— begin MATERIAL PROVIDED —
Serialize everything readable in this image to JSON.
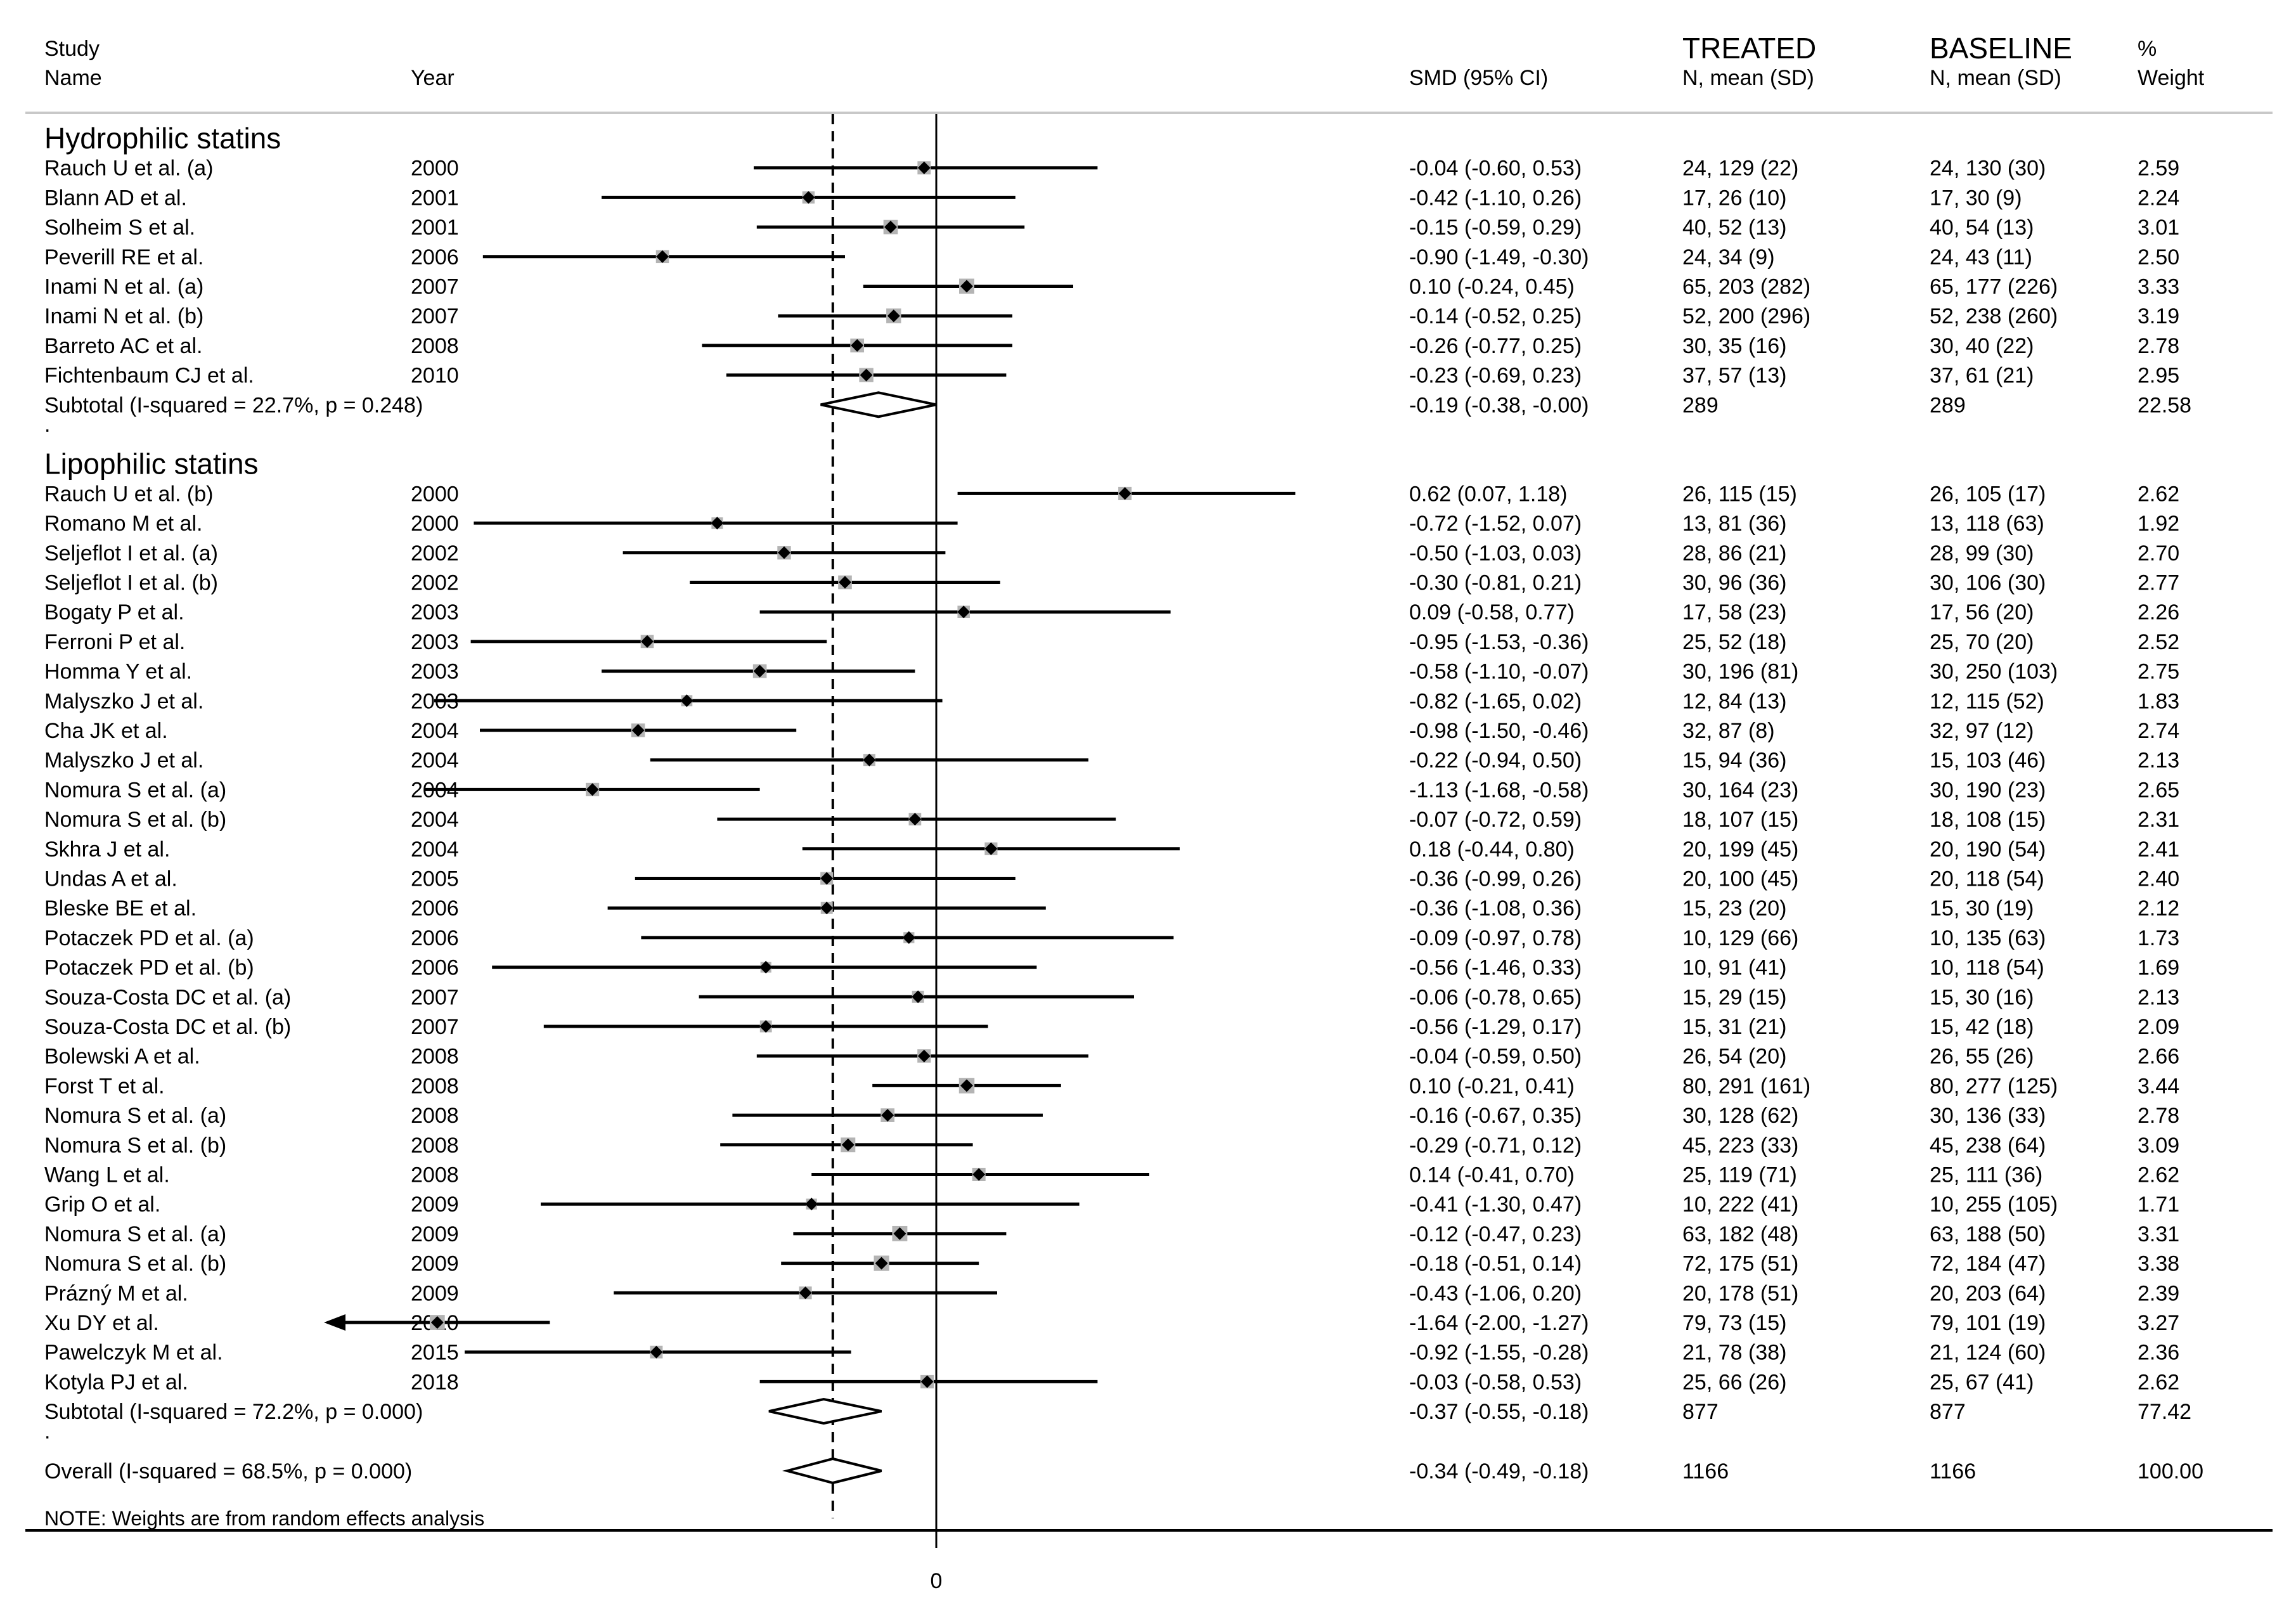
{
  "chart_data": {
    "type": "forest",
    "header": {
      "study": "Study",
      "name": "Name",
      "year": "Year",
      "smd": "SMD (95% CI)",
      "treated_top": "TREATED",
      "treated_sub": "N, mean (SD)",
      "baseline_top": "BASELINE",
      "baseline_sub": "N, mean (SD)",
      "weight_top": "%",
      "weight_sub": "Weight"
    },
    "x_range": [
      -2.0,
      1.3
    ],
    "null_line": 0,
    "overall_line": -0.34,
    "x_tick_labels": [
      {
        "value": 0,
        "label": "0"
      }
    ],
    "groups": [
      {
        "title": "Hydrophilic statins",
        "studies": [
          {
            "name": "Rauch U et al. (a)",
            "year": "2000",
            "smd": -0.04,
            "lo": -0.6,
            "hi": 0.53,
            "ci": "-0.04 (-0.60, 0.53)",
            "treated": "24, 129 (22)",
            "baseline": "24, 130 (30)",
            "weight": "2.59"
          },
          {
            "name": "Blann AD et al.",
            "year": "2001",
            "smd": -0.42,
            "lo": -1.1,
            "hi": 0.26,
            "ci": "-0.42 (-1.10, 0.26)",
            "treated": "17, 26 (10)",
            "baseline": "17, 30 (9)",
            "weight": "2.24"
          },
          {
            "name": "Solheim S et al.",
            "year": "2001",
            "smd": -0.15,
            "lo": -0.59,
            "hi": 0.29,
            "ci": "-0.15 (-0.59, 0.29)",
            "treated": "40, 52 (13)",
            "baseline": "40, 54 (13)",
            "weight": "3.01"
          },
          {
            "name": "Peverill RE et al.",
            "year": "2006",
            "smd": -0.9,
            "lo": -1.49,
            "hi": -0.3,
            "ci": "-0.90 (-1.49, -0.30)",
            "treated": "24, 34 (9)",
            "baseline": "24, 43 (11)",
            "weight": "2.50"
          },
          {
            "name": "Inami N et al. (a)",
            "year": "2007",
            "smd": 0.1,
            "lo": -0.24,
            "hi": 0.45,
            "ci": "0.10 (-0.24, 0.45)",
            "treated": "65, 203 (282)",
            "baseline": "65, 177 (226)",
            "weight": "3.33"
          },
          {
            "name": "Inami N et al. (b)",
            "year": "2007",
            "smd": -0.14,
            "lo": -0.52,
            "hi": 0.25,
            "ci": "-0.14 (-0.52, 0.25)",
            "treated": "52, 200 (296)",
            "baseline": "52, 238 (260)",
            "weight": "3.19"
          },
          {
            "name": "Barreto AC et al.",
            "year": "2008",
            "smd": -0.26,
            "lo": -0.77,
            "hi": 0.25,
            "ci": "-0.26 (-0.77, 0.25)",
            "treated": "30, 35 (16)",
            "baseline": "30, 40 (22)",
            "weight": "2.78"
          },
          {
            "name": "Fichtenbaum CJ et al.",
            "year": "2010",
            "smd": -0.23,
            "lo": -0.69,
            "hi": 0.23,
            "ci": "-0.23 (-0.69, 0.23)",
            "treated": "37, 57 (13)",
            "baseline": "37, 61 (21)",
            "weight": "2.95"
          }
        ],
        "subtotal": {
          "label": "Subtotal  (I-squared = 22.7%, p = 0.248)",
          "smd": -0.19,
          "lo": -0.38,
          "hi": -0.0,
          "ci": "-0.19 (-0.38, -0.00)",
          "treated": "289",
          "baseline": "289",
          "weight": "22.58"
        }
      },
      {
        "title": "Lipophilic statins",
        "studies": [
          {
            "name": "Rauch U et al. (b)",
            "year": "2000",
            "smd": 0.62,
            "lo": 0.07,
            "hi": 1.18,
            "ci": "0.62 (0.07, 1.18)",
            "treated": "26, 115 (15)",
            "baseline": "26, 105 (17)",
            "weight": "2.62"
          },
          {
            "name": "Romano M et al.",
            "year": "2000",
            "smd": -0.72,
            "lo": -1.52,
            "hi": 0.07,
            "ci": "-0.72 (-1.52, 0.07)",
            "treated": "13, 81 (36)",
            "baseline": "13, 118 (63)",
            "weight": "1.92"
          },
          {
            "name": "Seljeflot I et al. (a)",
            "year": "2002",
            "smd": -0.5,
            "lo": -1.03,
            "hi": 0.03,
            "ci": "-0.50 (-1.03, 0.03)",
            "treated": "28, 86 (21)",
            "baseline": "28, 99 (30)",
            "weight": "2.70"
          },
          {
            "name": "Seljeflot I et al. (b)",
            "year": "2002",
            "smd": -0.3,
            "lo": -0.81,
            "hi": 0.21,
            "ci": "-0.30 (-0.81, 0.21)",
            "treated": "30, 96 (36)",
            "baseline": "30, 106 (30)",
            "weight": "2.77"
          },
          {
            "name": "Bogaty P et al.",
            "year": "2003",
            "smd": 0.09,
            "lo": -0.58,
            "hi": 0.77,
            "ci": "0.09 (-0.58, 0.77)",
            "treated": "17, 58 (23)",
            "baseline": "17, 56 (20)",
            "weight": "2.26"
          },
          {
            "name": "Ferroni P et al.",
            "year": "2003",
            "smd": -0.95,
            "lo": -1.53,
            "hi": -0.36,
            "ci": "-0.95 (-1.53, -0.36)",
            "treated": "25, 52 (18)",
            "baseline": "25, 70 (20)",
            "weight": "2.52"
          },
          {
            "name": "Homma Y et al.",
            "year": "2003",
            "smd": -0.58,
            "lo": -1.1,
            "hi": -0.07,
            "ci": "-0.58 (-1.10, -0.07)",
            "treated": "30, 196 (81)",
            "baseline": "30, 250 (103)",
            "weight": "2.75"
          },
          {
            "name": "Malyszko J et al.",
            "year": "2003",
            "smd": -0.82,
            "lo": -1.65,
            "hi": 0.02,
            "ci": "-0.82 (-1.65, 0.02)",
            "treated": "12, 84 (13)",
            "baseline": "12, 115 (52)",
            "weight": "1.83"
          },
          {
            "name": "Cha JK et al.",
            "year": "2004",
            "smd": -0.98,
            "lo": -1.5,
            "hi": -0.46,
            "ci": "-0.98 (-1.50, -0.46)",
            "treated": "32, 87 (8)",
            "baseline": "32, 97 (12)",
            "weight": "2.74"
          },
          {
            "name": "Malyszko J et al.",
            "year": "2004",
            "smd": -0.22,
            "lo": -0.94,
            "hi": 0.5,
            "ci": "-0.22 (-0.94, 0.50)",
            "treated": "15, 94 (36)",
            "baseline": "15, 103 (46)",
            "weight": "2.13"
          },
          {
            "name": "Nomura S et al. (a)",
            "year": "2004",
            "smd": -1.13,
            "lo": -1.68,
            "hi": -0.58,
            "ci": "-1.13 (-1.68, -0.58)",
            "treated": "30, 164 (23)",
            "baseline": "30, 190 (23)",
            "weight": "2.65"
          },
          {
            "name": "Nomura S et al. (b)",
            "year": "2004",
            "smd": -0.07,
            "lo": -0.72,
            "hi": 0.59,
            "ci": "-0.07 (-0.72, 0.59)",
            "treated": "18, 107 (15)",
            "baseline": "18, 108 (15)",
            "weight": "2.31"
          },
          {
            "name": "Skhra J et al.",
            "year": "2004",
            "smd": 0.18,
            "lo": -0.44,
            "hi": 0.8,
            "ci": "0.18 (-0.44, 0.80)",
            "treated": "20, 199 (45)",
            "baseline": "20, 190 (54)",
            "weight": "2.41"
          },
          {
            "name": "Undas A et al.",
            "year": "2005",
            "smd": -0.36,
            "lo": -0.99,
            "hi": 0.26,
            "ci": "-0.36 (-0.99, 0.26)",
            "treated": "20, 100 (45)",
            "baseline": "20, 118 (54)",
            "weight": "2.40"
          },
          {
            "name": "Bleske BE et al.",
            "year": "2006",
            "smd": -0.36,
            "lo": -1.08,
            "hi": 0.36,
            "ci": "-0.36 (-1.08, 0.36)",
            "treated": "15, 23 (20)",
            "baseline": "15, 30 (19)",
            "weight": "2.12"
          },
          {
            "name": "Potaczek PD et al. (a)",
            "year": "2006",
            "smd": -0.09,
            "lo": -0.97,
            "hi": 0.78,
            "ci": "-0.09 (-0.97, 0.78)",
            "treated": "10, 129 (66)",
            "baseline": "10, 135 (63)",
            "weight": "1.73"
          },
          {
            "name": "Potaczek PD et al. (b)",
            "year": "2006",
            "smd": -0.56,
            "lo": -1.46,
            "hi": 0.33,
            "ci": "-0.56 (-1.46, 0.33)",
            "treated": "10, 91 (41)",
            "baseline": "10, 118 (54)",
            "weight": "1.69"
          },
          {
            "name": "Souza-Costa DC et al. (a)",
            "year": "2007",
            "smd": -0.06,
            "lo": -0.78,
            "hi": 0.65,
            "ci": "-0.06 (-0.78, 0.65)",
            "treated": "15, 29 (15)",
            "baseline": "15, 30 (16)",
            "weight": "2.13"
          },
          {
            "name": "Souza-Costa DC et al. (b)",
            "year": "2007",
            "smd": -0.56,
            "lo": -1.29,
            "hi": 0.17,
            "ci": "-0.56 (-1.29, 0.17)",
            "treated": "15, 31 (21)",
            "baseline": "15, 42 (18)",
            "weight": "2.09"
          },
          {
            "name": "Bolewski A et al.",
            "year": "2008",
            "smd": -0.04,
            "lo": -0.59,
            "hi": 0.5,
            "ci": "-0.04 (-0.59, 0.50)",
            "treated": "26, 54 (20)",
            "baseline": "26, 55 (26)",
            "weight": "2.66"
          },
          {
            "name": "Forst T et al.",
            "year": "2008",
            "smd": 0.1,
            "lo": -0.21,
            "hi": 0.41,
            "ci": "0.10 (-0.21, 0.41)",
            "treated": "80, 291 (161)",
            "baseline": "80, 277 (125)",
            "weight": "3.44"
          },
          {
            "name": "Nomura S et al. (a)",
            "year": "2008",
            "smd": -0.16,
            "lo": -0.67,
            "hi": 0.35,
            "ci": "-0.16 (-0.67, 0.35)",
            "treated": "30, 128 (62)",
            "baseline": "30, 136 (33)",
            "weight": "2.78"
          },
          {
            "name": "Nomura S et al. (b)",
            "year": "2008",
            "smd": -0.29,
            "lo": -0.71,
            "hi": 0.12,
            "ci": "-0.29 (-0.71, 0.12)",
            "treated": "45, 223 (33)",
            "baseline": "45, 238 (64)",
            "weight": "3.09"
          },
          {
            "name": "Wang L et al.",
            "year": "2008",
            "smd": 0.14,
            "lo": -0.41,
            "hi": 0.7,
            "ci": "0.14 (-0.41, 0.70)",
            "treated": "25, 119 (71)",
            "baseline": "25, 111 (36)",
            "weight": "2.62"
          },
          {
            "name": "Grip O et al.",
            "year": "2009",
            "smd": -0.41,
            "lo": -1.3,
            "hi": 0.47,
            "ci": "-0.41 (-1.30, 0.47)",
            "treated": "10, 222 (41)",
            "baseline": "10, 255 (105)",
            "weight": "1.71"
          },
          {
            "name": "Nomura S et al. (a)",
            "year": "2009",
            "smd": -0.12,
            "lo": -0.47,
            "hi": 0.23,
            "ci": "-0.12 (-0.47, 0.23)",
            "treated": "63, 182 (48)",
            "baseline": "63, 188 (50)",
            "weight": "3.31"
          },
          {
            "name": "Nomura S et al. (b)",
            "year": "2009",
            "smd": -0.18,
            "lo": -0.51,
            "hi": 0.14,
            "ci": "-0.18 (-0.51, 0.14)",
            "treated": "72, 175 (51)",
            "baseline": "72, 184 (47)",
            "weight": "3.38"
          },
          {
            "name": "Prázný M et al.",
            "year": "2009",
            "smd": -0.43,
            "lo": -1.06,
            "hi": 0.2,
            "ci": "-0.43 (-1.06, 0.20)",
            "treated": "20, 178 (51)",
            "baseline": "20, 203 (64)",
            "weight": "2.39"
          },
          {
            "name": "Xu DY et al.",
            "year": "2010",
            "smd": -1.64,
            "lo": -2.0,
            "hi": -1.27,
            "ci": "-1.64 (-2.00, -1.27)",
            "treated": "79, 73 (15)",
            "baseline": "79, 101 (19)",
            "weight": "3.27",
            "arrow_left": true
          },
          {
            "name": "Pawelczyk M et al.",
            "year": "2015",
            "smd": -0.92,
            "lo": -1.55,
            "hi": -0.28,
            "ci": "-0.92 (-1.55, -0.28)",
            "treated": "21, 78 (38)",
            "baseline": "21, 124 (60)",
            "weight": "2.36"
          },
          {
            "name": "Kotyla PJ et al.",
            "year": "2018",
            "smd": -0.03,
            "lo": -0.58,
            "hi": 0.53,
            "ci": "-0.03 (-0.58, 0.53)",
            "treated": "25, 66 (26)",
            "baseline": "25, 67 (41)",
            "weight": "2.62"
          }
        ],
        "subtotal": {
          "label": "Subtotal  (I-squared = 72.2%, p = 0.000)",
          "smd": -0.37,
          "lo": -0.55,
          "hi": -0.18,
          "ci": "-0.37 (-0.55, -0.18)",
          "treated": "877",
          "baseline": "877",
          "weight": "77.42"
        }
      }
    ],
    "overall": {
      "label": "Overall  (I-squared = 68.5%, p = 0.000)",
      "smd": -0.34,
      "lo": -0.49,
      "hi": -0.18,
      "ci": "-0.34 (-0.49, -0.18)",
      "treated": "1166",
      "baseline": "1166",
      "weight": "100.00"
    },
    "separator": ".",
    "note": "NOTE: Weights are from random effects analysis"
  }
}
— end MATERIAL PROVIDED —
## TASK INSTRUCTIONS
Read the data above. Pull out each line in which the string "Souza" appears.

## ANSWER TO THE EXERCISE
            "name": "Souza-Costa DC et al. (a)",
            "name": "Souza-Costa DC et al. (b)",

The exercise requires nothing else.